start RECORDS FOR THIS EXERCISE

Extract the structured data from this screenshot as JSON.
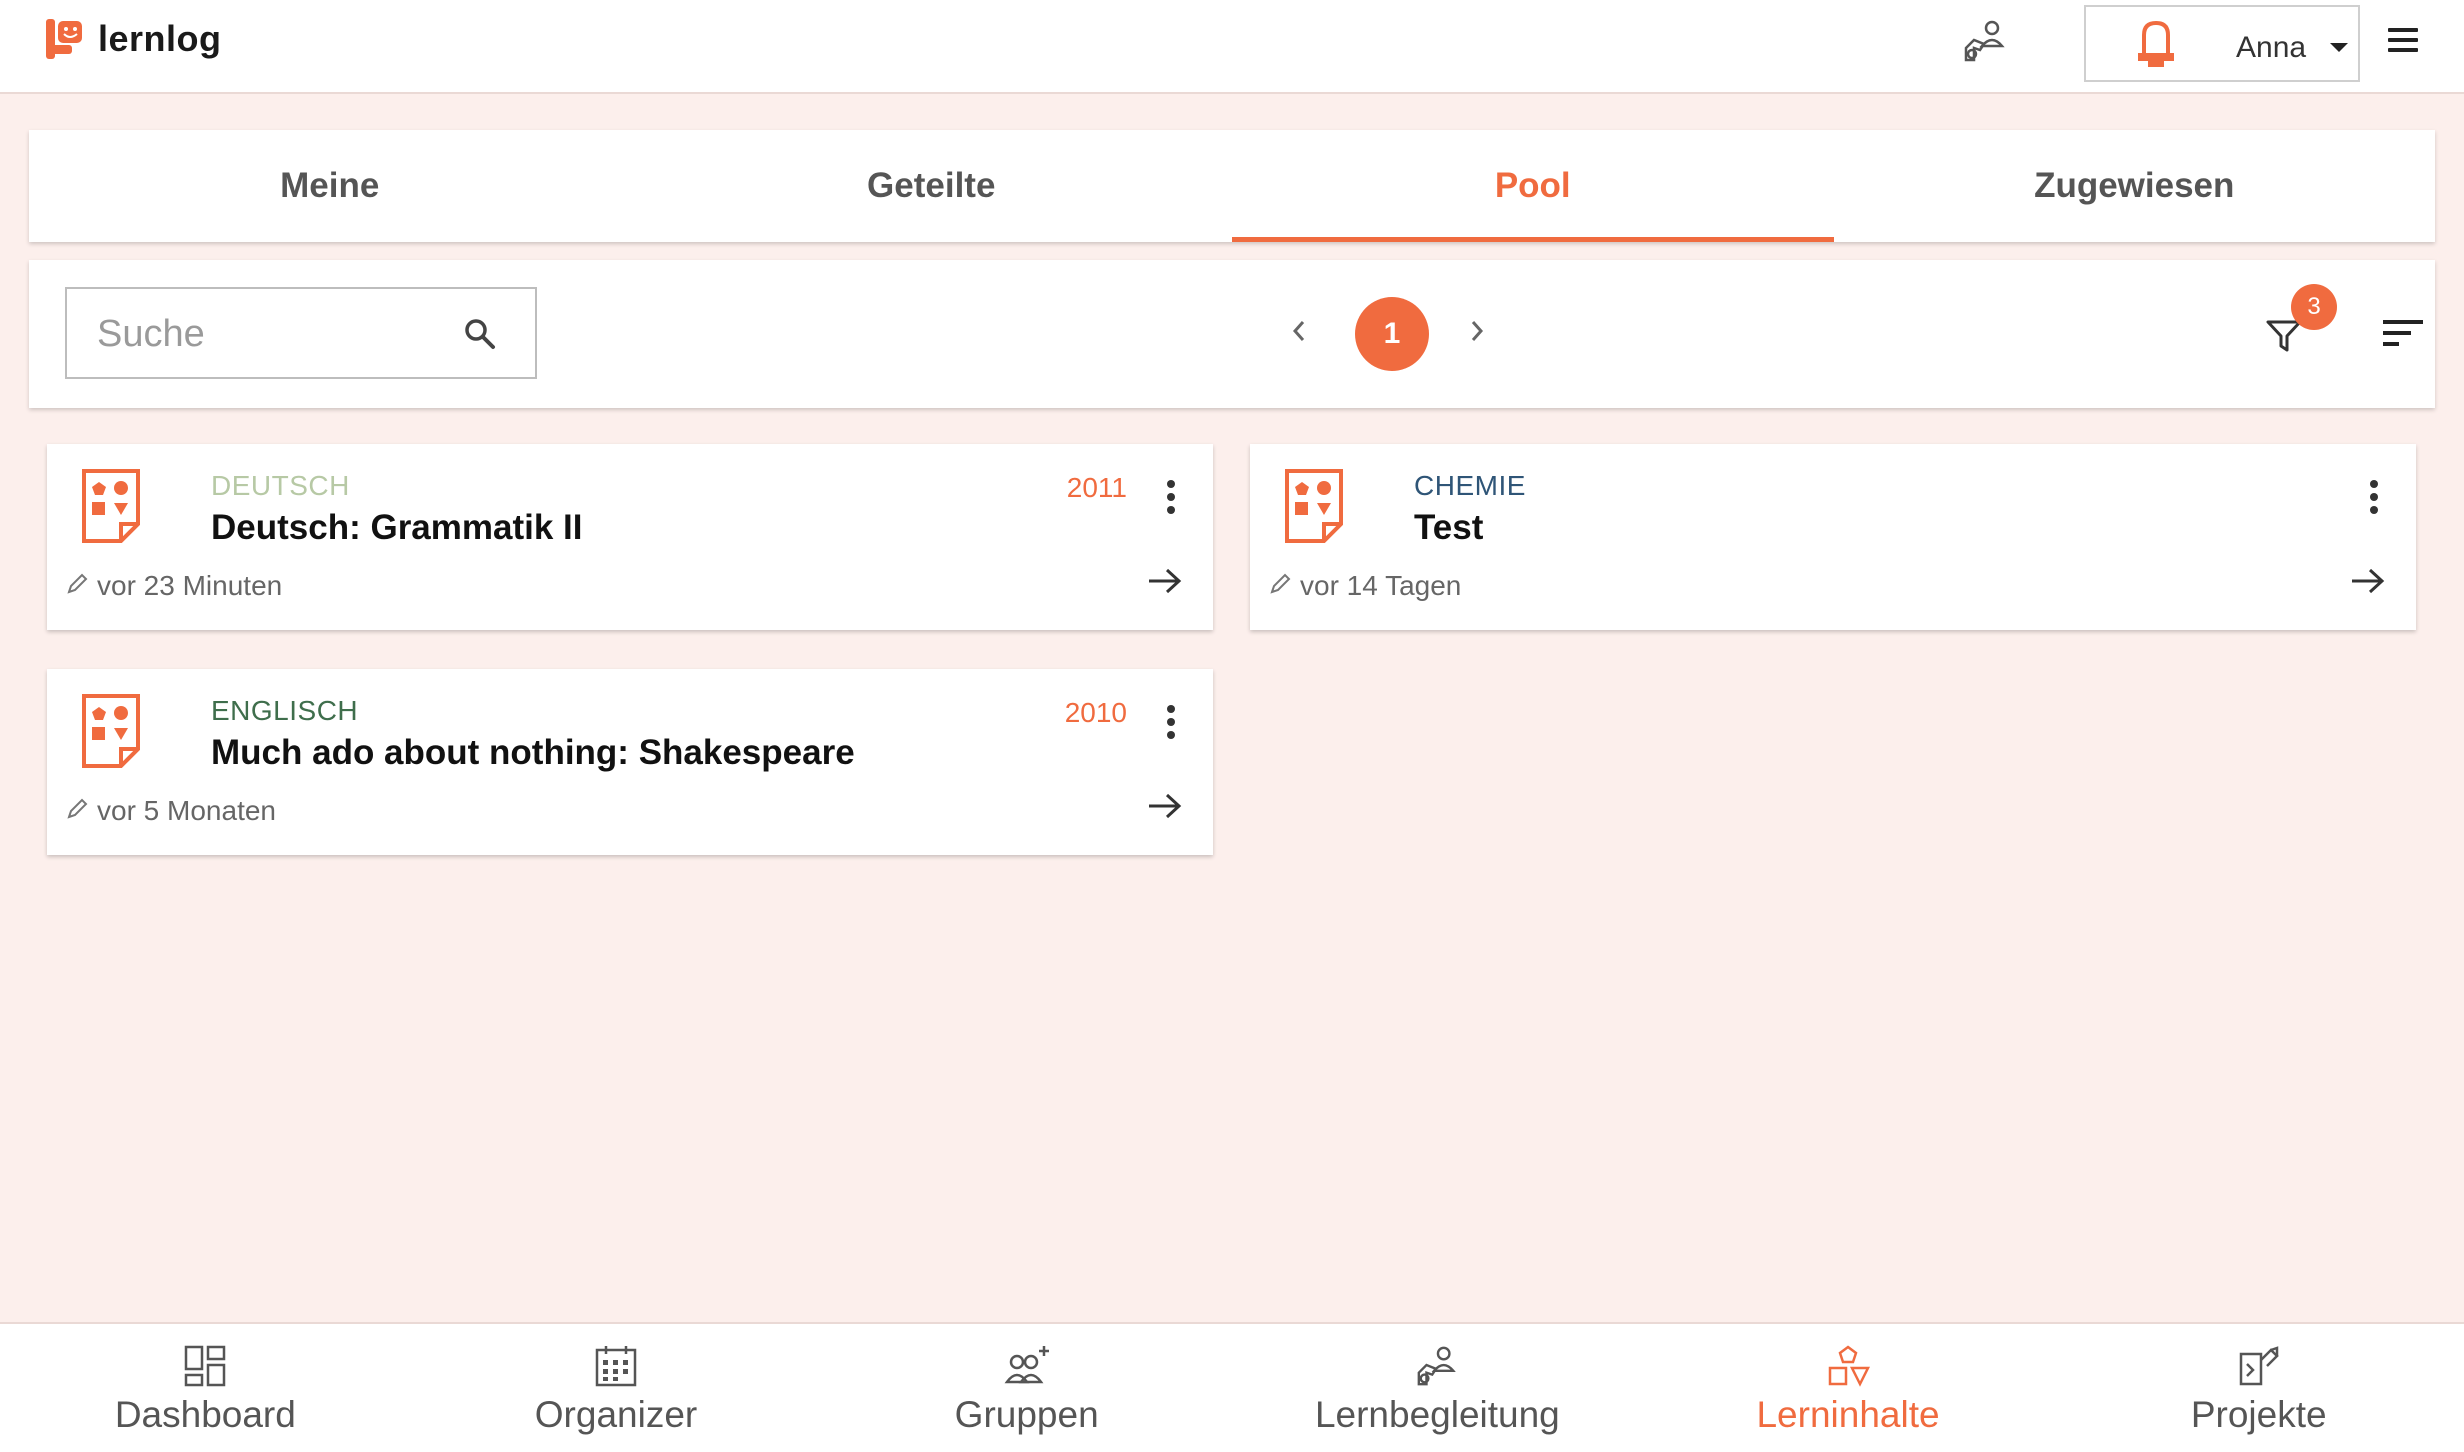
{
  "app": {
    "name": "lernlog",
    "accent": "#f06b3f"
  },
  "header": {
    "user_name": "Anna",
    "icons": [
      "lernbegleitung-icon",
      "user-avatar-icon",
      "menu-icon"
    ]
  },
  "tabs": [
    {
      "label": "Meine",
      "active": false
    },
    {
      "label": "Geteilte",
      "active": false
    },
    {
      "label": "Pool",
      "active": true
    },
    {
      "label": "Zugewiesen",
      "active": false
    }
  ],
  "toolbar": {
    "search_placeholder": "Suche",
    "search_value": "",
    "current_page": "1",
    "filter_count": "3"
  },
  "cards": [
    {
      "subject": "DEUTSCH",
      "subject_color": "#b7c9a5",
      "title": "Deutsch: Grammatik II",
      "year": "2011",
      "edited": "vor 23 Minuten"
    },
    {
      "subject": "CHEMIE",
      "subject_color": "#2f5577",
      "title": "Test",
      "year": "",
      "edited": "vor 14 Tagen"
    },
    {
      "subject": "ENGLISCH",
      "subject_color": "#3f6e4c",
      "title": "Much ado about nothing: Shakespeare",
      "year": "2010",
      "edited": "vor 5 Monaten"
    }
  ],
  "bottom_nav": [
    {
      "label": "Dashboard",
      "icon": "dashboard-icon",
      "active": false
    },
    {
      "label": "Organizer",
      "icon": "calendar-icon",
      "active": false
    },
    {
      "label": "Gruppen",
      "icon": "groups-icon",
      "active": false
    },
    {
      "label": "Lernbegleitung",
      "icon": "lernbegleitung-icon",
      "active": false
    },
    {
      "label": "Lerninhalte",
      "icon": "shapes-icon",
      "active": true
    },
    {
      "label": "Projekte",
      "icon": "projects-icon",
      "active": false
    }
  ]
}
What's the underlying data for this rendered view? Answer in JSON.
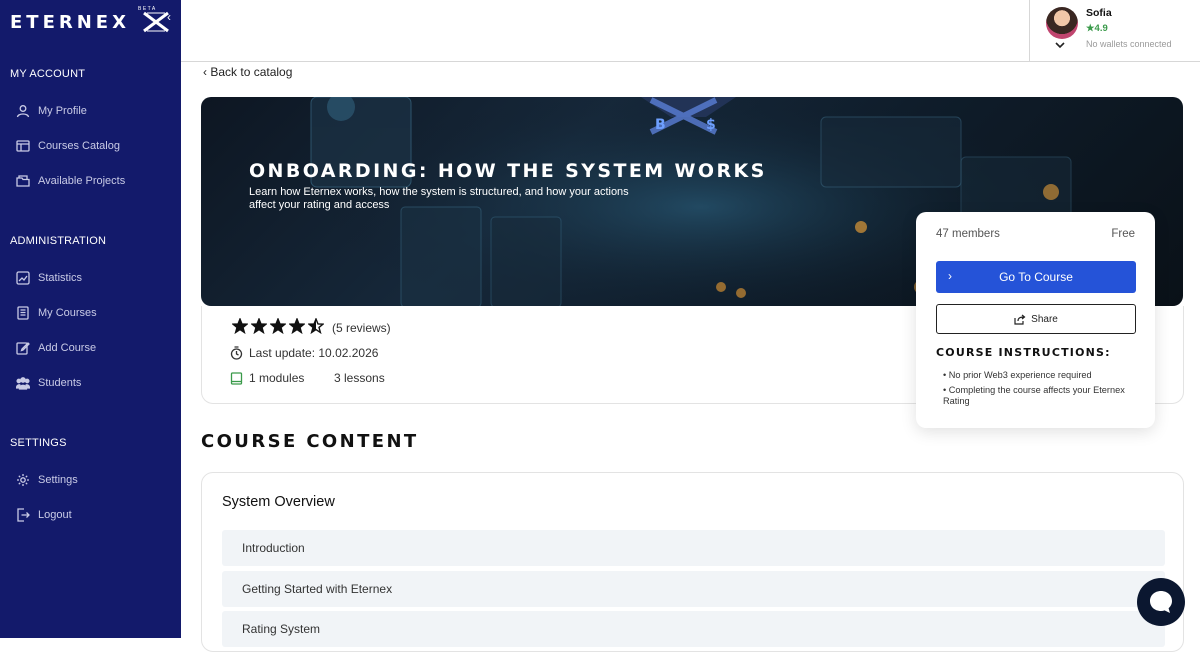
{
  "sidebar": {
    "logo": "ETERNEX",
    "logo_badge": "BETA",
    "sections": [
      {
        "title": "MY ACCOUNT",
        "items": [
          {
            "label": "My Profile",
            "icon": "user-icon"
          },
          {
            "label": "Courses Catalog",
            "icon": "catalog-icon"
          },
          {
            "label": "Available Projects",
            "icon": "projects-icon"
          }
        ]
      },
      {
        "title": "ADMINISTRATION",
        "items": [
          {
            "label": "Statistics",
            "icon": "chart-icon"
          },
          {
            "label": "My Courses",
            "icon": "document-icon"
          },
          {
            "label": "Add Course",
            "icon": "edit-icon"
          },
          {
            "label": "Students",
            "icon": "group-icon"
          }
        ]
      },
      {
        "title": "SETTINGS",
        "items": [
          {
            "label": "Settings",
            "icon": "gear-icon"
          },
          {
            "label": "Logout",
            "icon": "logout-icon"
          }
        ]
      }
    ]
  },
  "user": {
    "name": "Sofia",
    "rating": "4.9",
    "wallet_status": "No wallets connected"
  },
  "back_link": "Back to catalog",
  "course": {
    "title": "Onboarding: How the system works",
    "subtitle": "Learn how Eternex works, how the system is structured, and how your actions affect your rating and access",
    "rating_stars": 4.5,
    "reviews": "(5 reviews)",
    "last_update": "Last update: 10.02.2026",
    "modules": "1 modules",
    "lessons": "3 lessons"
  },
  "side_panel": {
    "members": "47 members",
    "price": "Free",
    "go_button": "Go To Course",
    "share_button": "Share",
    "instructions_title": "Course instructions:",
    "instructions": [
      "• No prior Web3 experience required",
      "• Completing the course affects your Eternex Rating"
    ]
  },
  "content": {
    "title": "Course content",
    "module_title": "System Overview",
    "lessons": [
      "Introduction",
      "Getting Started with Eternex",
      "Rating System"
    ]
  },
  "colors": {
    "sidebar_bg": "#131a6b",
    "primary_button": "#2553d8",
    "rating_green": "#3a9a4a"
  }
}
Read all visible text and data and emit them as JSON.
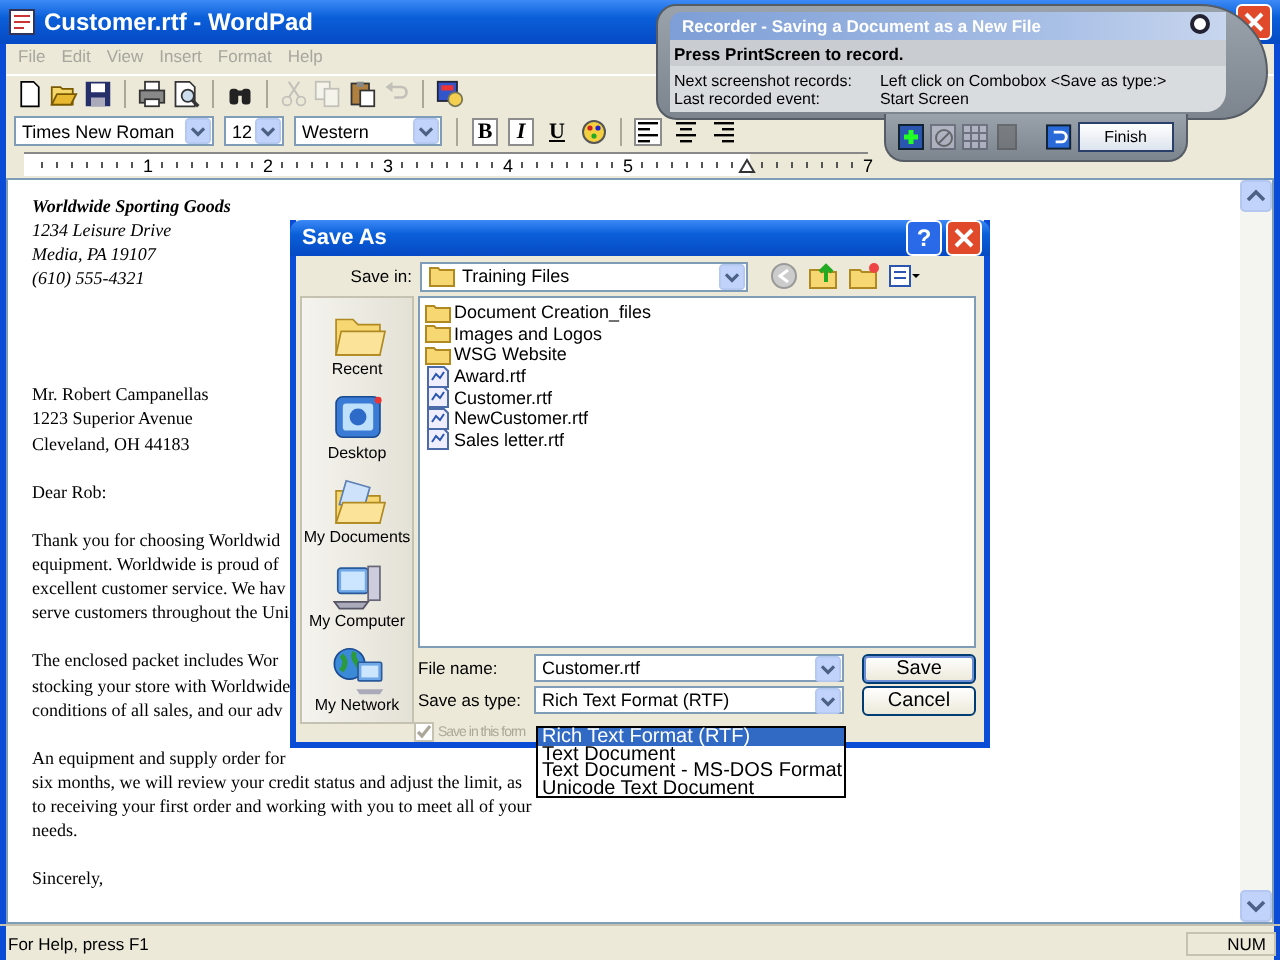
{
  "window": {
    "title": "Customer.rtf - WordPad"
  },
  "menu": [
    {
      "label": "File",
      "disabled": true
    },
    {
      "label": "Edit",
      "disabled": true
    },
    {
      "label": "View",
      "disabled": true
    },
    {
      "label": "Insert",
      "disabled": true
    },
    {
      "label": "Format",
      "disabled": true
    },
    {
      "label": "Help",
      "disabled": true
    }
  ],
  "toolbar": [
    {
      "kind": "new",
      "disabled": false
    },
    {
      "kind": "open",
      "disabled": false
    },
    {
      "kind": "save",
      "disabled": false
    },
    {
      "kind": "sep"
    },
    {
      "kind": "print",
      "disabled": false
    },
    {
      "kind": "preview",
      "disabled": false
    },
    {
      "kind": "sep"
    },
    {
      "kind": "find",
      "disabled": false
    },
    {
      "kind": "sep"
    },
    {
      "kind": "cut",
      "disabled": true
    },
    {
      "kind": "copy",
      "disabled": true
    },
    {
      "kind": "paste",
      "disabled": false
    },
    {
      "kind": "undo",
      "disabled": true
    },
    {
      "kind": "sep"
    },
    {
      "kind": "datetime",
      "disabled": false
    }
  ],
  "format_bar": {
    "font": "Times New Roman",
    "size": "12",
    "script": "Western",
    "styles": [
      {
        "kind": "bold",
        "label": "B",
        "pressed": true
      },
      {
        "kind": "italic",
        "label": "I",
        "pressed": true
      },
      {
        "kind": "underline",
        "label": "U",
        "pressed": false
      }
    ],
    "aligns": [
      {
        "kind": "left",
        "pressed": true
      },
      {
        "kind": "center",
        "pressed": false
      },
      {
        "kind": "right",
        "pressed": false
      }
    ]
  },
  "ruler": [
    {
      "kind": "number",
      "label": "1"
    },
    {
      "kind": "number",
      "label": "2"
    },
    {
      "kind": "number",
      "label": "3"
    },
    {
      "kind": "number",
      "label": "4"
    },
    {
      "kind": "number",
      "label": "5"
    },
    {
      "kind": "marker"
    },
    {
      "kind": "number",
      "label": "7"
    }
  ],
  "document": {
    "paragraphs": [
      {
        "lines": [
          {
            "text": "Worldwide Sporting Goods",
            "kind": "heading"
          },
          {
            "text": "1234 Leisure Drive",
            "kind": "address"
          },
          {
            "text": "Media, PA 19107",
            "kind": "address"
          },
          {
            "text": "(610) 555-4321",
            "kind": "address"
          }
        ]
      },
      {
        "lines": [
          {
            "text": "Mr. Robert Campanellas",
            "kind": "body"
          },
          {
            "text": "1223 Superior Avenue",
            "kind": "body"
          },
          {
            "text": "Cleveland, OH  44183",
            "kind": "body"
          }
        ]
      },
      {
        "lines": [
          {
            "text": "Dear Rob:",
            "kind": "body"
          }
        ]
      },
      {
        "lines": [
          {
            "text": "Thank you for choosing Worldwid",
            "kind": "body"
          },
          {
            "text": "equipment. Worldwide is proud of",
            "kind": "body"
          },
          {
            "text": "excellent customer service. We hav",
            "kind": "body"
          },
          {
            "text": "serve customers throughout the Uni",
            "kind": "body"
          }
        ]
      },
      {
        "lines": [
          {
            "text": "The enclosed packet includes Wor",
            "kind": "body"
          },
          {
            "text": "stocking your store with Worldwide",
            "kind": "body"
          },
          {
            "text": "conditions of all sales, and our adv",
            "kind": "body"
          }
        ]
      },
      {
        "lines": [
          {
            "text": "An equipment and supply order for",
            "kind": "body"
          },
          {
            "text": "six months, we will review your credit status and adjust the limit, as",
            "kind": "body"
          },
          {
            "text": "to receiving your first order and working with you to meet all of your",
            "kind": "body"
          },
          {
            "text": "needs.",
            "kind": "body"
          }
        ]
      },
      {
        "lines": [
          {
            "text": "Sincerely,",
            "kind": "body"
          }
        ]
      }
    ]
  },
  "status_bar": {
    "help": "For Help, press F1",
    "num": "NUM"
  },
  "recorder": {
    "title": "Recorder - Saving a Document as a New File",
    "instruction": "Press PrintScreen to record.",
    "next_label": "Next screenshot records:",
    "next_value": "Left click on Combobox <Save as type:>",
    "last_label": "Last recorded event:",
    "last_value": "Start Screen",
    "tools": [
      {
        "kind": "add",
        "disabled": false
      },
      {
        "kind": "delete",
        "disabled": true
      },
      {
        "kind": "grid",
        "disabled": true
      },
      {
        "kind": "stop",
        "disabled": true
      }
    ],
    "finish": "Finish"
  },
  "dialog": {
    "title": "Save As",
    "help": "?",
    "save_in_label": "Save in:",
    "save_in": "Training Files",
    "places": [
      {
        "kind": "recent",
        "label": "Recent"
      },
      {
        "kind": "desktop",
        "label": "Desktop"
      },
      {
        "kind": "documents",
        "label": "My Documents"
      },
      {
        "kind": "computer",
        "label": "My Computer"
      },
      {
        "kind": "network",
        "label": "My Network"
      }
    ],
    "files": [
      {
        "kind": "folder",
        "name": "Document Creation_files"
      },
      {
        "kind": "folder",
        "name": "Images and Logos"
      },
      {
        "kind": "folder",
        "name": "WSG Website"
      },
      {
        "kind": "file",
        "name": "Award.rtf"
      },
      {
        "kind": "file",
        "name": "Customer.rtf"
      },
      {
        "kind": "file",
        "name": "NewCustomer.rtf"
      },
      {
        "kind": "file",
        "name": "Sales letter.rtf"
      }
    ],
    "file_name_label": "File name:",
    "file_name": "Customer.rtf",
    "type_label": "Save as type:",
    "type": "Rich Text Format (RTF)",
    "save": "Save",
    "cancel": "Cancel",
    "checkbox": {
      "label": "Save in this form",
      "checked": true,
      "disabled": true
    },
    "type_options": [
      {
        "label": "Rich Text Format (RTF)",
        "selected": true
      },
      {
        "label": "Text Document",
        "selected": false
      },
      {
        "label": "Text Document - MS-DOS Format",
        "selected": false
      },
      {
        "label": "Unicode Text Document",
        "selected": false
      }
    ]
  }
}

end RECORDS FOR THIS EXERCISE

_WORK TO COMPLETE_.
Within the listing above, find every line containing the string "structured" and return it.

_REPLY TO THE EXERCISE_.
Extract the structured data from this screenshot as JSON.
    "subtitle": "Learn how Eternex works, how the system is structured, and how your actions affect your rating and access",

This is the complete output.